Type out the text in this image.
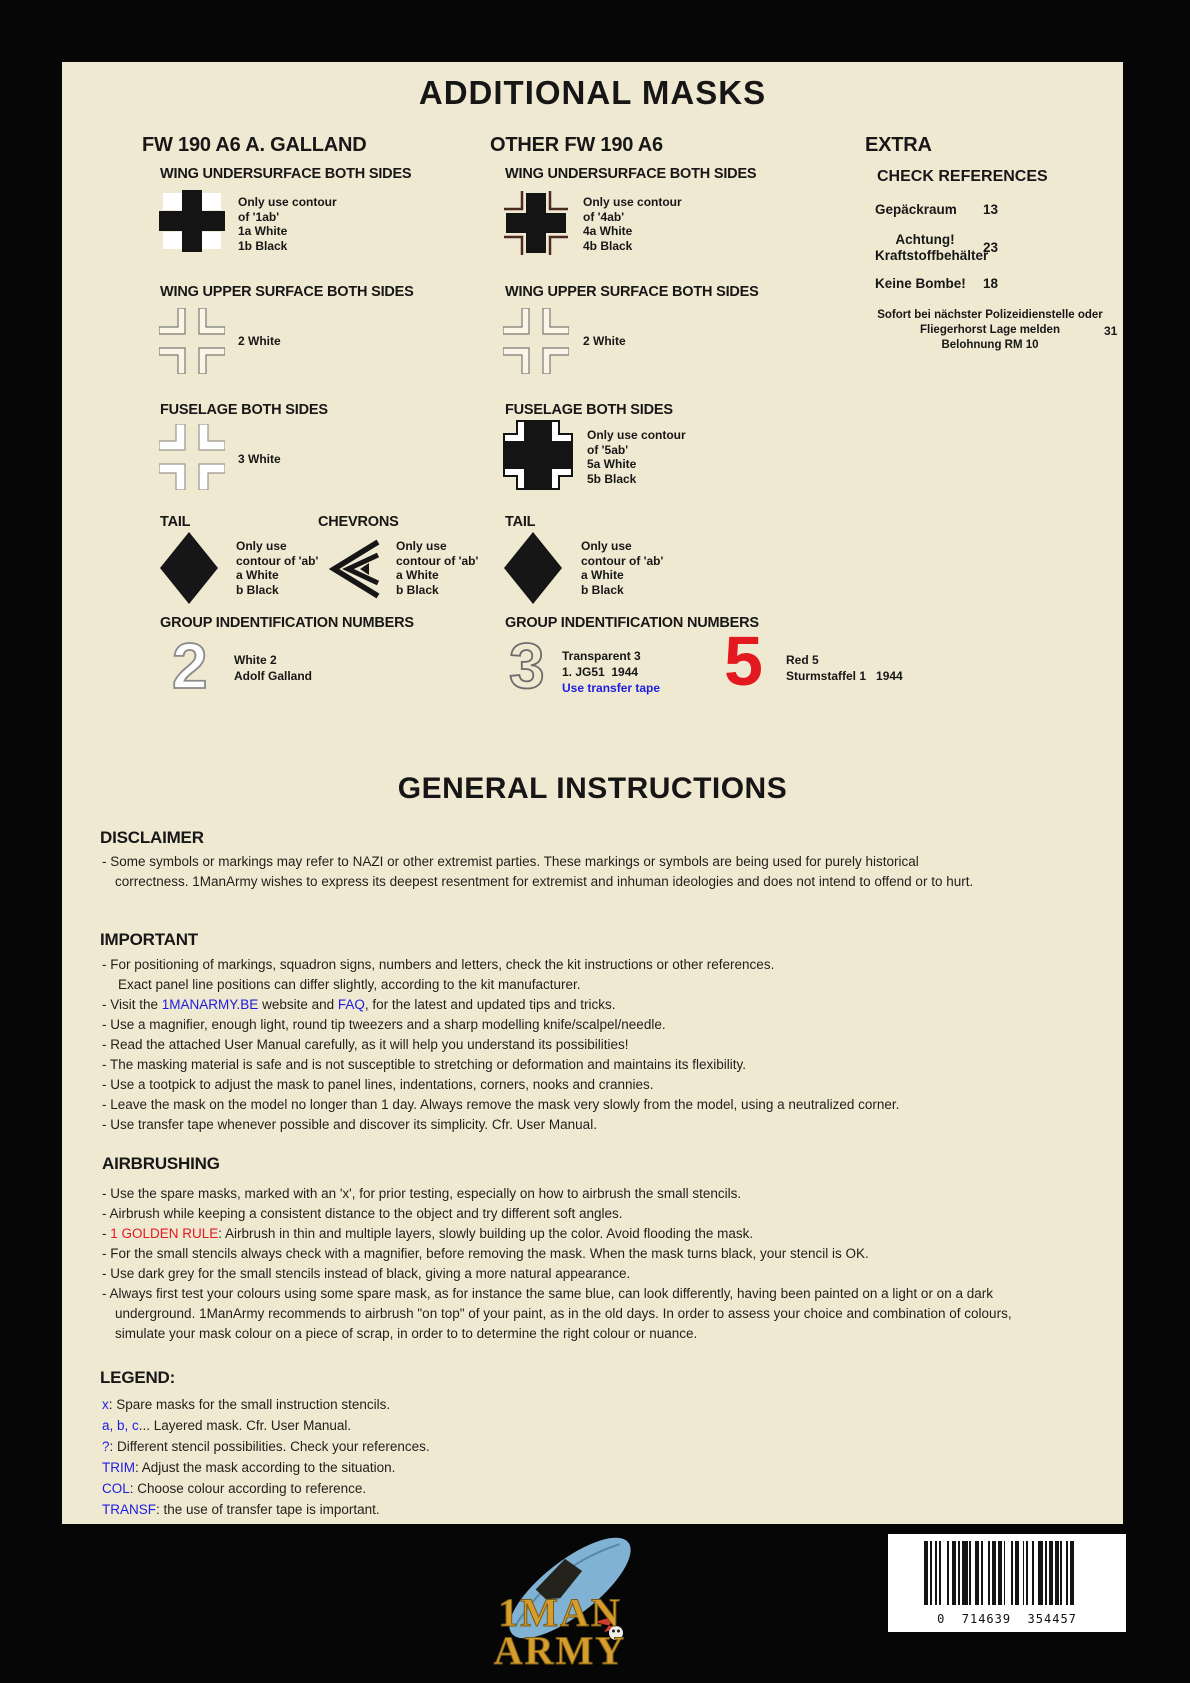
ADDITIONAL MASKS
FW 190 A6 A. GALLAND
WING UNDERSURFACE BOTH SIDES
Only use contour
of '1ab'
1a White
1b Black
WING UPPER SURFACE BOTH SIDES
2 White
FUSELAGE BOTH SIDES
3 White
TAIL	CHEVRONS
Only use
contour of 'ab'
a White
b Black
Only use
contour of 'ab'
a White
b Black
GROUP INDENTIFICATION NUMBERS
2 White 2
Adolf Galland
OTHER FW 190 A6
WING UNDERSURFACE BOTH SIDES
Only use contour
of '4ab'
4a White
4b Black
WING UPPER SURFACE BOTH SIDES
2 White
FUSELAGE BOTH SIDES
Only use contour
of '5ab'
5a White
5b Black
TAIL
Only use
contour of 'ab'
a White
b Black
GROUP INDENTIFICATION NUMBERS
3 Transparent 3
1. JG51  1944
Use transfer tape 5 Red 5
Sturmstaffel 1   1944
EXTRA
CHECK REFERENCES
Gepäckraum 13
Achtung!
Kraftstoffbehälter
23
Keine Bombe! 18
Sofort bei nächster Polizeidienstelle oder
Fliegerhorst Lage melden
Belohnung RM 10
31
GENERAL INSTRUCTIONS
DISCLAIMER
- Some symbols or markings may refer to NAZI or other extremist parties. These markings or symbols are being used for purely historical correctness. 1ManArmy wishes to express its deepest resentment for extremist and inhuman ideologies and does not intend to offend or to hurt.
IMPORTANT
- For positioning of markings, squadron signs, numbers and letters, check the kit instructions or other references.
Exact panel line positions can differ slightly, according to the kit manufacturer.
- Visit the 1MANARMY.BE website and FAQ, for the latest and updated tips and tricks.
- Use a magnifier, enough light, round tip tweezers and a sharp modelling knife/scalpel/needle.
- Read the attached User Manual carefully, as it will help you understand its possibilities!
- The masking material is safe and is not susceptible to stretching or deformation and maintains its flexibility.
- Use a tootpick to adjust the mask to panel lines, indentations, corners, nooks and crannies.
- Leave the mask on the model no longer than 1 day. Always remove the mask very slowly from the model, using a neutralized corner.
- Use transfer tape whenever possible and discover its simplicity. Cfr. User Manual.
AIRBRUSHING
- Use the spare masks, marked with an 'x', for prior testing, especially on how to airbrush the small stencils.
- Airbrush while keeping a consistent distance to the object and try different soft angles.
- 1 GOLDEN RULE: Airbrush in thin and multiple layers, slowly building up the color. Avoid flooding the mask.
- For the small stencils always check with a magnifier, before removing the mask. When the mask turns black, your stencil is OK.
- Use dark grey for the small stencils instead of black, giving a more natural appearance.
- Always first test your colours using some spare mask, as for instance the same blue, can look differently, having been painted on a light or on a dark underground. 1ManArmy recommends to airbrush "on top" of your paint, as in the old days. In order to assess your choice and combination of colours, simulate your mask colour on a piece of scrap, in order to to determine the right colour or nuance.
LEGEND:
x: Spare masks for the small instruction stencils.
a, b, c... Layered mask. Cfr. User Manual.
?: Different stencil possibilities. Check your references.
TRIM: Adjust the mask according to the situation.
COL: Choose colour according to reference.
TRANSF: the use of transfer tape is important.
1MAN
ARMY
0  714639  354457
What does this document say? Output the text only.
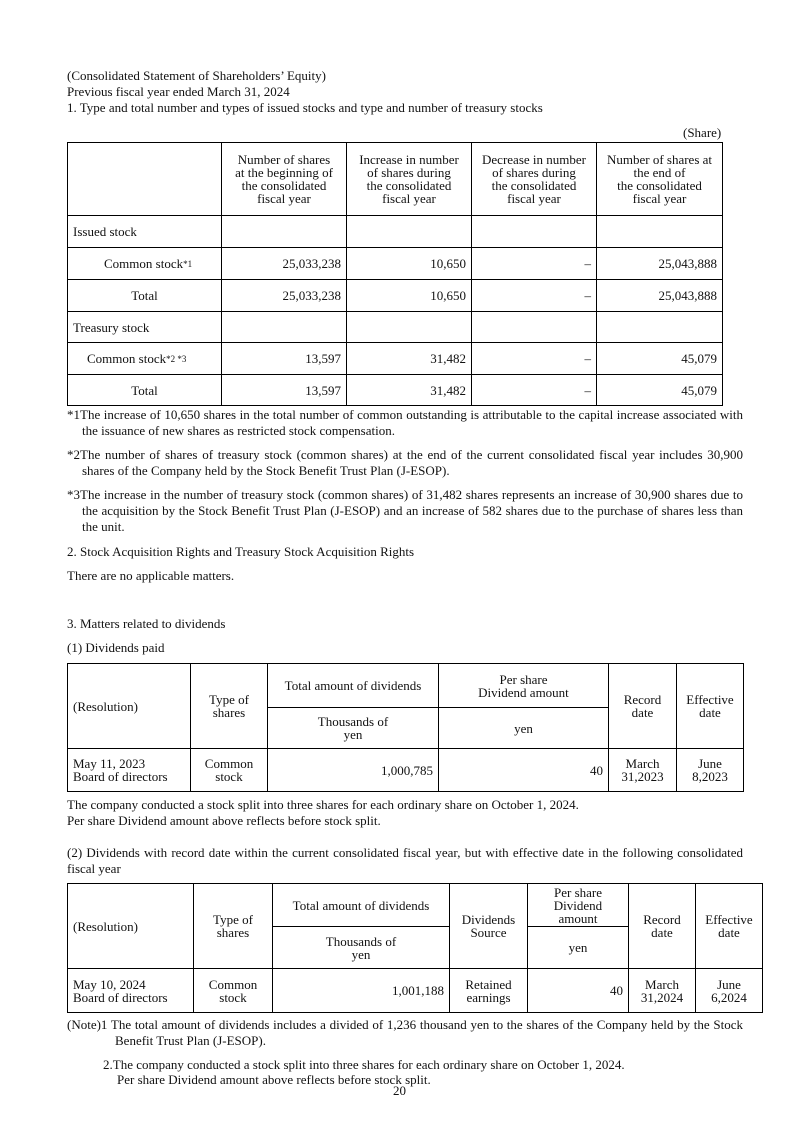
(Consolidated Statement of Shareholders’ Equity)
Previous fiscal year ended March 31, 2024
1. Type and total number and types of issued stocks and type and number of treasury stocks
(Share)

	Number of shares
at the beginning of
the consolidated
fiscal year	Increase in number
of shares during
the consolidated
fiscal year	Decrease in number
of shares during
the consolidated
fiscal year	Number of shares at
the end of
the consolidated
fiscal year

Issued stock				
Common stock$^{*1}$	25,033,238	10,650	–	25,043,888
Total	25,033,238	10,650	–	25,043,888
Treasury stock				
Common stock$^{*2 *3}$	13,597	31,482	–	45,079
Total	13,597	31,482	–	45,079
*1The increase of 10,650 shares in the total number of common outstanding is attributable to the capital increase associated with the issuance of new shares as restricted stock compensation.
*2The number of shares of treasury stock (common shares) at the end of the current consolidated fiscal year includes 30,900 shares of the Company held by the Stock Benefit Trust Plan (J-ESOP).
*3The increase in the number of treasury stock (common shares) of 31,482 shares represents an increase of 30,900 shares due to the acquisition by the Stock Benefit Trust Plan (J-ESOP) and an increase of 582 shares due to the purchase of shares less than the unit.
2. Stock Acquisition Rights and Treasury Stock Acquisition Rights
There are no applicable matters.
3. Matters related to dividends
(1) Dividends paid
(Resolution)	Type of
shares	Total amount of dividends	Per share
Dividend amount	Record
date	Effective
date

		Thousands of
yen	yen		

May 11, 2023
Board of directors	Common
stock	1,000,785	40	March
31,2023	June
8,2023
The company conducted a stock split into three shares for each ordinary share on October 1, 2024.
Per share Dividend amount above reflects before stock split.
(2) Dividends with record date within the current consolidated fiscal year, but with effective date in the following consolidated fiscal year
(Resolution)	Type of
shares	Total amount of dividends	Dividends
Source	Per share
Dividend
amount	Record
date	Effective
date

		Thousands of
yen		yen		

May 10, 2024
Board of directors	Common
stock	1,001,188	Retained
earnings	40	March
31,2024	June
6,2024
(Note)1 The total amount of dividends includes a divided of 1,236 thousand yen to the shares of the Company held by the Stock Benefit Trust Plan (J-ESOP).
2.The company conducted a stock split into three shares for each ordinary share on October 1, 2024.
Per share Dividend amount above reflects before stock split.
20
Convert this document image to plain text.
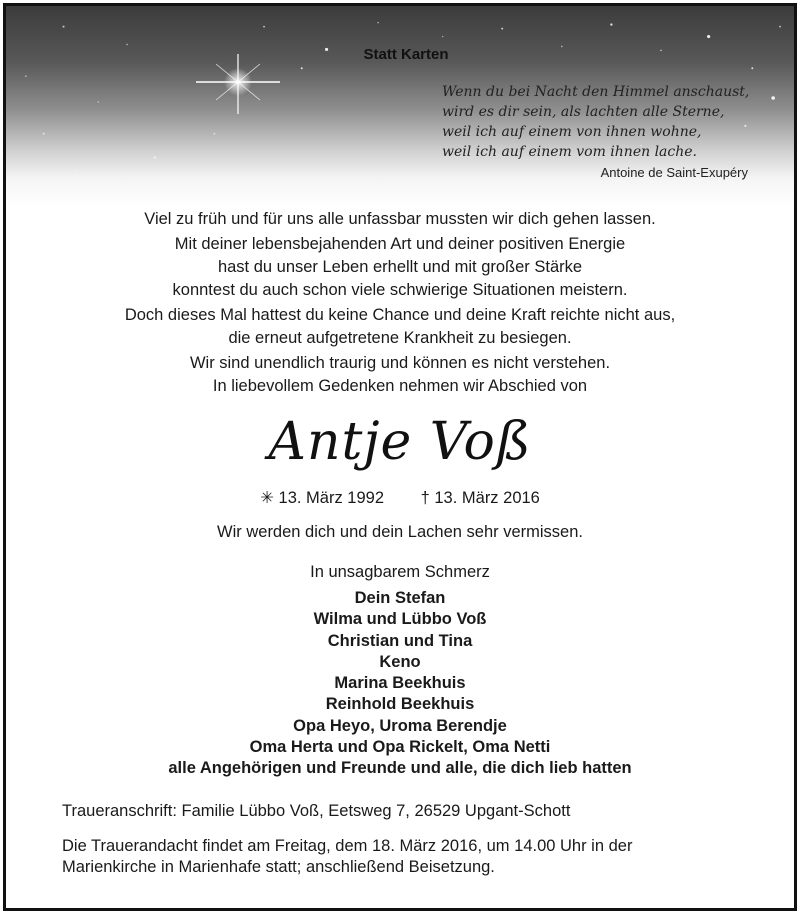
Statt Karten
Wenn du bei Nacht den Himmel anschaust,
wird es dir sein, als lachten alle Sterne,
weil ich auf einem von ihnen wohne,
weil ich auf einem vom ihnen lache.
Antoine de Saint-Exupéry

Viel zu früh und für uns alle unfassbar mussten wir dich gehen lassen.

Mit deiner lebensbejahenden Art und deiner positiven Energie
hast du unser Leben erhellt und mit großer Stärke
konntest du auch schon viele schwierige Situationen meistern.

Doch dieses Mal hattest du keine Chance und deine Kraft reichte nicht aus,
die erneut aufgetretene Krankheit zu besiegen.

Wir sind unendlich traurig und können es nicht verstehen.
In liebevollem Gedenken nehmen wir Abschied von

Antje Voß
✳ 13. März 1992 † 13. März 2016
Wir werden dich und dein Lachen sehr vermissen.
In unsagbarem Schmerz
Dein Stefan
Wilma und Lübbo Voß
Christian und Tina
Keno
Marina Beekhuis
Reinhold Beekhuis
Opa Heyo, Uroma Berendje
Oma Herta und Opa Rickelt, Oma Netti
alle Angehörigen und Freunde und alle, die dich lieb hatten
Traueranschrift: Familie Lübbo Voß, Eetsweg 7, 26529 Upgant-Schott
Die Trauerandacht findet am Freitag, dem 18. März 2016, um 14.00 Uhr in der
Marienkirche in Marienhafe statt; anschließend Beisetzung.
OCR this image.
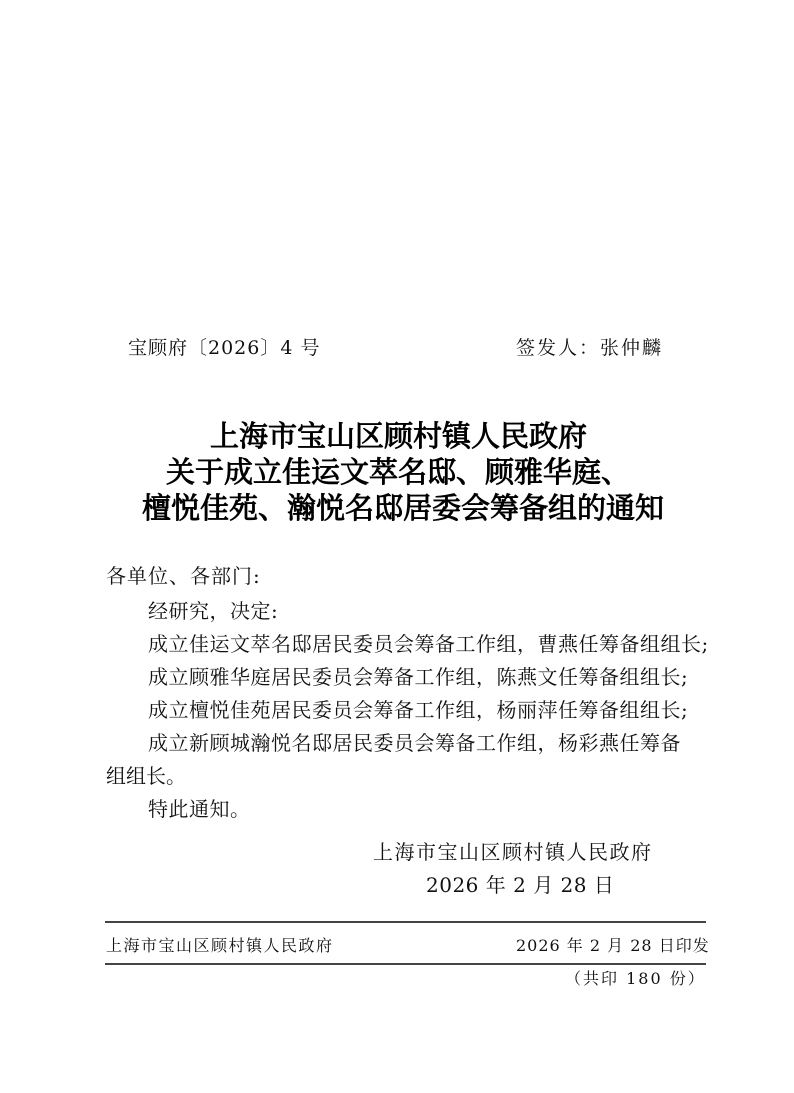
宝顾府〔2026〕4 号	签发人：张仲麟
上海市宝山区顾村镇人民政府
关于成立佳运文萃名邸、顾雅华庭、
檀悦佳苑、瀚悦名邸居委会筹备组的通知
各单位、各部门:
经研究，决定:
成立佳运文萃名邸居民委员会筹备工作组，曹燕任筹备组组长;
成立顾雅华庭居民委员会筹备工作组，陈燕文任筹备组组长;
成立檀悦佳苑居民委员会筹备工作组，杨丽萍任筹备组组长;
成立新顾城瀚悦名邸居民委员会筹备工作组，杨彩燕任筹备
组组长。
特此通知。
上海市宝山区顾村镇人民政府
2026 年 2 月 28 日
上海市宝山区顾村镇人民政府	2026 年 2 月 28 日印发
（共印 180 份）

==*==

TASK DIRECTIONS ::
The lines to repeat run from the line containing "OCR this image." through the last line of the material above; give them exactly, without the pictures.

ANSWER IN FULL ::
OCR this image.
宝顾府〔2026〕4 号	签发人：张仲麟
上海市宝山区顾村镇人民政府
关于成立佳运文萃名邸、顾雅华庭、
檀悦佳苑、瀚悦名邸居委会筹备组的通知
各单位、各部门:
经研究，决定:
成立佳运文萃名邸居民委员会筹备工作组，曹燕任筹备组组长;
成立顾雅华庭居民委员会筹备工作组，陈燕文任筹备组组长;
成立檀悦佳苑居民委员会筹备工作组，杨丽萍任筹备组组长;
成立新顾城瀚悦名邸居民委员会筹备工作组，杨彩燕任筹备
组组长。
特此通知。
上海市宝山区顾村镇人民政府
2026 年 2 月 28 日
上海市宝山区顾村镇人民政府	2026 年 2 月 28 日印发
（共印 180 份）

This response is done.